EXERCISE DETAILS. Could you write out the records below exactly as they appear?

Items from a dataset

-- start --

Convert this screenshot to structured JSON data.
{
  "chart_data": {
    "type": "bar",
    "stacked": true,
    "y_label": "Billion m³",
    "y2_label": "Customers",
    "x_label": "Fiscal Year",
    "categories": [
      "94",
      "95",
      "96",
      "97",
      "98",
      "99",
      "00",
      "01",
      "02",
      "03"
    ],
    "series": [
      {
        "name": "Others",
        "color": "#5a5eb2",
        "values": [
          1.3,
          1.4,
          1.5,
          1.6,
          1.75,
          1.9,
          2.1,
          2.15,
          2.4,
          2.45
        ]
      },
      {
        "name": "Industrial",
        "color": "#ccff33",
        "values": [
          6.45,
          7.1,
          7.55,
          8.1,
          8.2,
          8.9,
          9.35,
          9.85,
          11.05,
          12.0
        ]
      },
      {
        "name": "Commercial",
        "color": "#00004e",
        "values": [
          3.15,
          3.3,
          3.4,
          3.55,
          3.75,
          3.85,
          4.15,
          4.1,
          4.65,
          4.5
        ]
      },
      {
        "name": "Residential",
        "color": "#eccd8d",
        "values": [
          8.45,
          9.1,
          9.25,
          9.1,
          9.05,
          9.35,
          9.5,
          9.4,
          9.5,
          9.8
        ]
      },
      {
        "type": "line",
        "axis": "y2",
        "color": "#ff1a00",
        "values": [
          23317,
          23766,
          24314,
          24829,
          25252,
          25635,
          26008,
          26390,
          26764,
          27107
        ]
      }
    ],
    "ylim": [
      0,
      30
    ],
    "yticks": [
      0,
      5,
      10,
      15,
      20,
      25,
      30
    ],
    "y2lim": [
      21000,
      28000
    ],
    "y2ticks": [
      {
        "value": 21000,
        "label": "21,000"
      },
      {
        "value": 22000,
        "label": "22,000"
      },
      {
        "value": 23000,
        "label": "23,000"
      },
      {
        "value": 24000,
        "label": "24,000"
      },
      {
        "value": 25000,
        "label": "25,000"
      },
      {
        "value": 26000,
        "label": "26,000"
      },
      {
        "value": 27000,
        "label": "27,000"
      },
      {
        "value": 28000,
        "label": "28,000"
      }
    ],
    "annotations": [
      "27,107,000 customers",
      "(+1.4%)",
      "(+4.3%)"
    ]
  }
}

-- end --

RESULT OF THE EXERCISE.
Convert this screenshot to structured JSON data.
{
  "chart_data": {
    "type": "bar",
    "stacked": true,
    "y_label": "Billion m³",
    "y2_label": "Customers",
    "x_label": "Fiscal Year",
    "categories": [
      "94",
      "95",
      "96",
      "97",
      "98",
      "99",
      "00",
      "01",
      "02",
      "03"
    ],
    "series": [
      {
        "name": "Others",
        "color": "#5a5eb2",
        "values": [
          1.3,
          1.4,
          1.5,
          1.6,
          1.75,
          1.9,
          2.1,
          2.15,
          2.4,
          2.45
        ]
      },
      {
        "name": "Industrial",
        "color": "#ccff33",
        "values": [
          6.45,
          7.1,
          7.55,
          8.1,
          8.2,
          8.9,
          9.35,
          9.85,
          11.05,
          12.0
        ]
      },
      {
        "name": "Commercial",
        "color": "#00004e",
        "values": [
          3.15,
          3.3,
          3.4,
          3.55,
          3.75,
          3.85,
          4.15,
          4.1,
          4.65,
          4.5
        ]
      },
      {
        "name": "Residential",
        "color": "#eccd8d",
        "values": [
          8.45,
          9.1,
          9.25,
          9.1,
          9.05,
          9.35,
          9.5,
          9.4,
          9.5,
          9.8
        ]
      },
      {
        "type": "line",
        "axis": "y2",
        "color": "#ff1a00",
        "values": [
          23317,
          23766,
          24314,
          24829,
          25252,
          25635,
          26008,
          26390,
          26764,
          27107
        ]
      }
    ],
    "ylim": [
      0,
      30
    ],
    "yticks": [
      0,
      5,
      10,
      15,
      20,
      25,
      30
    ],
    "y2lim": [
      21000,
      28000
    ],
    "y2ticks": [
      {
        "value": 21000,
        "label": "21,000"
      },
      {
        "value": 22000,
        "label": "22,000"
      },
      {
        "value": 23000,
        "label": "23,000"
      },
      {
        "value": 24000,
        "label": "24,000"
      },
      {
        "value": 25000,
        "label": "25,000"
      },
      {
        "value": 26000,
        "label": "26,000"
      },
      {
        "value": 27000,
        "label": "27,000"
      },
      {
        "value": 28000,
        "label": "28,000"
      }
    ],
    "annotations": [
      "27,107,000 customers",
      "(+1.4%)",
      "(+4.3%)"
    ]
  }
}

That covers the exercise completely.